__Dataset excerpts__

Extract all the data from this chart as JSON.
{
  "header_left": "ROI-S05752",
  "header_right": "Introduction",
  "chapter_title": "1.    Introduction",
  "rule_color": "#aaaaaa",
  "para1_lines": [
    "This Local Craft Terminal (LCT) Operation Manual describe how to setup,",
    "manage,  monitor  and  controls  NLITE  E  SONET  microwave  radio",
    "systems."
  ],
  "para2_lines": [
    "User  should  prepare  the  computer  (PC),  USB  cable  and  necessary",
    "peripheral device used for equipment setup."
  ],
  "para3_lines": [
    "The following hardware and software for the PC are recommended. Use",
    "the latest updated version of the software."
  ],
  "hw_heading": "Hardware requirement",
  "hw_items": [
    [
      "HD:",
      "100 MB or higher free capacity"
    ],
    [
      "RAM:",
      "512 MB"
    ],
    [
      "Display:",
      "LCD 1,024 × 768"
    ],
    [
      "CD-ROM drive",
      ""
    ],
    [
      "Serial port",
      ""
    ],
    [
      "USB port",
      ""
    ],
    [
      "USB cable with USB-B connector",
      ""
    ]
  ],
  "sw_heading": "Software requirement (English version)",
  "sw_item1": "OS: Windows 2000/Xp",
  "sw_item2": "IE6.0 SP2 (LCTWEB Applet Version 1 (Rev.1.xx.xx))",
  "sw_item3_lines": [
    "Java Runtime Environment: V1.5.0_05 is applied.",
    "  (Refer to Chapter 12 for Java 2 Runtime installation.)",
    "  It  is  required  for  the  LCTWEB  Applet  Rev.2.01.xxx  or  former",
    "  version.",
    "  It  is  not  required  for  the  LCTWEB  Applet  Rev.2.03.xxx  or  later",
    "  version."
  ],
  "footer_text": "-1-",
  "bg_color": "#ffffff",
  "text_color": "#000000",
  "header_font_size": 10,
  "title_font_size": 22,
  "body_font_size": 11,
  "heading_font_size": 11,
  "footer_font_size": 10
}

==

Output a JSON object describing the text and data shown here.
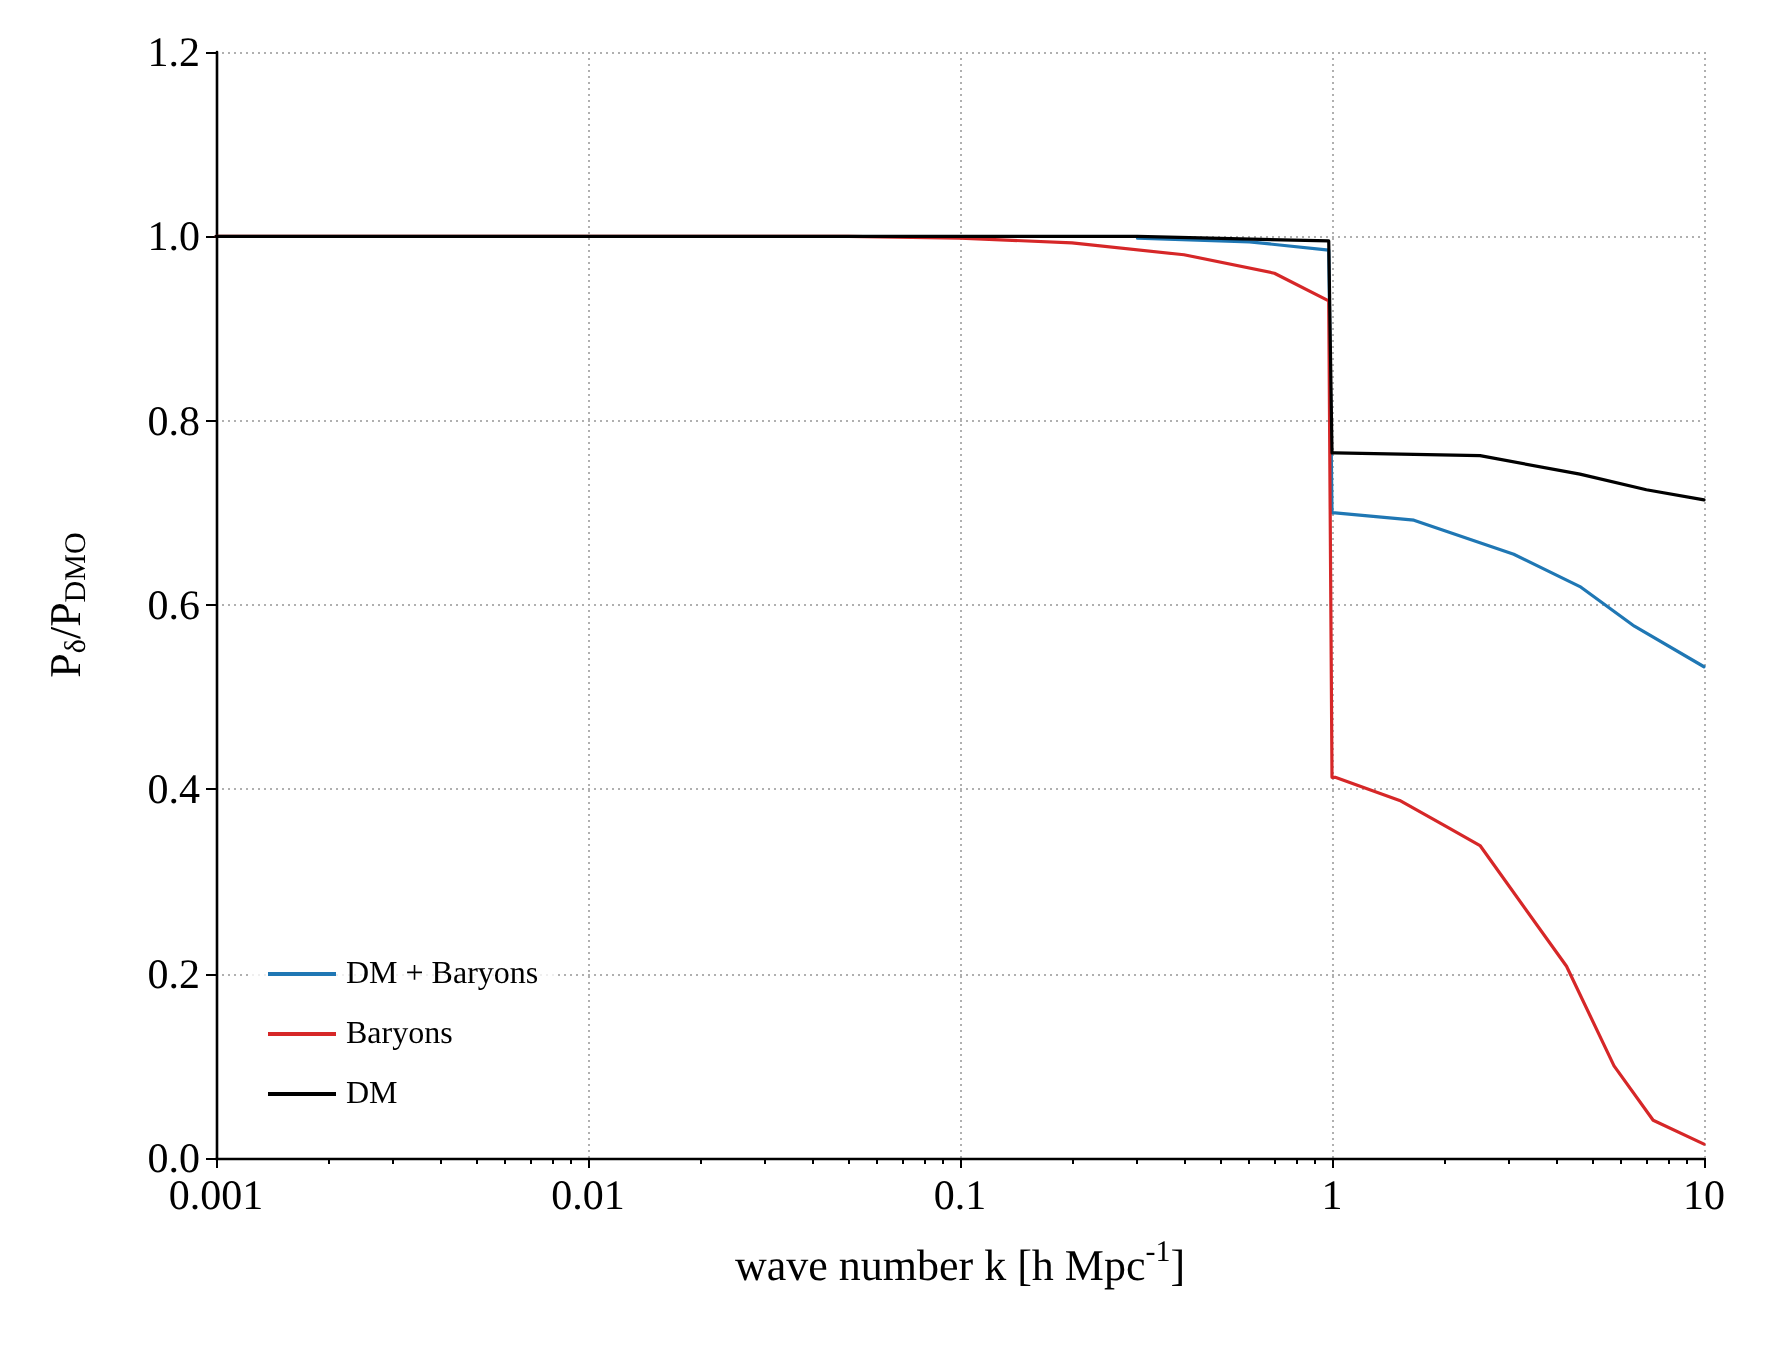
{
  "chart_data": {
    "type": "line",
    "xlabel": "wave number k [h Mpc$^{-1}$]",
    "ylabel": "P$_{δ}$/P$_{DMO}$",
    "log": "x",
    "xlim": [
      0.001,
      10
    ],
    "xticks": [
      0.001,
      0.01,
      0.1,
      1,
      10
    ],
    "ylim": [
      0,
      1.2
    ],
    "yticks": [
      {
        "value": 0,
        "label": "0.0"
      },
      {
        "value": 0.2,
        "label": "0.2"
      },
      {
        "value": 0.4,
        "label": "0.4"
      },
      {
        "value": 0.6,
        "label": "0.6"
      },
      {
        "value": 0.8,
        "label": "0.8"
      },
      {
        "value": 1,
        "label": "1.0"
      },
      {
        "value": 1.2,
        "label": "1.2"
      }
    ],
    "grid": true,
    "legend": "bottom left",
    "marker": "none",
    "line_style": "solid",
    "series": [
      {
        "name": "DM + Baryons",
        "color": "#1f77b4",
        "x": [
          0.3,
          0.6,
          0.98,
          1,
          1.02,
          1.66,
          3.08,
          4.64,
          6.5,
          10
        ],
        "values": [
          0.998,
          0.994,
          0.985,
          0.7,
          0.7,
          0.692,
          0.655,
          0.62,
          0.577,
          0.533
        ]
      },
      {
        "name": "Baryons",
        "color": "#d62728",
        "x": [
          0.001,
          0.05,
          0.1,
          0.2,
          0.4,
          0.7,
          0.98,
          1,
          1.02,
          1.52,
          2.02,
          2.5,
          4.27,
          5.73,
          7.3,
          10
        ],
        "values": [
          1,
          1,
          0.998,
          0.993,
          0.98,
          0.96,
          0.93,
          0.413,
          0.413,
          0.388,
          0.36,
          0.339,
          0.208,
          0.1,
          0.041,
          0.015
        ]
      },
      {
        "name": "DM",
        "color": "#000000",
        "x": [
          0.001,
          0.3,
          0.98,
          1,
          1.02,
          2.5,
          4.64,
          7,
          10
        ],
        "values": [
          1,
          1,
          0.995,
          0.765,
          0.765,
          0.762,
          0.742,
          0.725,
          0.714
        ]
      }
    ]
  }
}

__Exercise aim__
From the records above, pull out each line that has "setup".

__Task solution__
    "This Local Craft Terminal (LCT) Operation Manual describe how to setup,",
    "peripheral device used for equipment setup."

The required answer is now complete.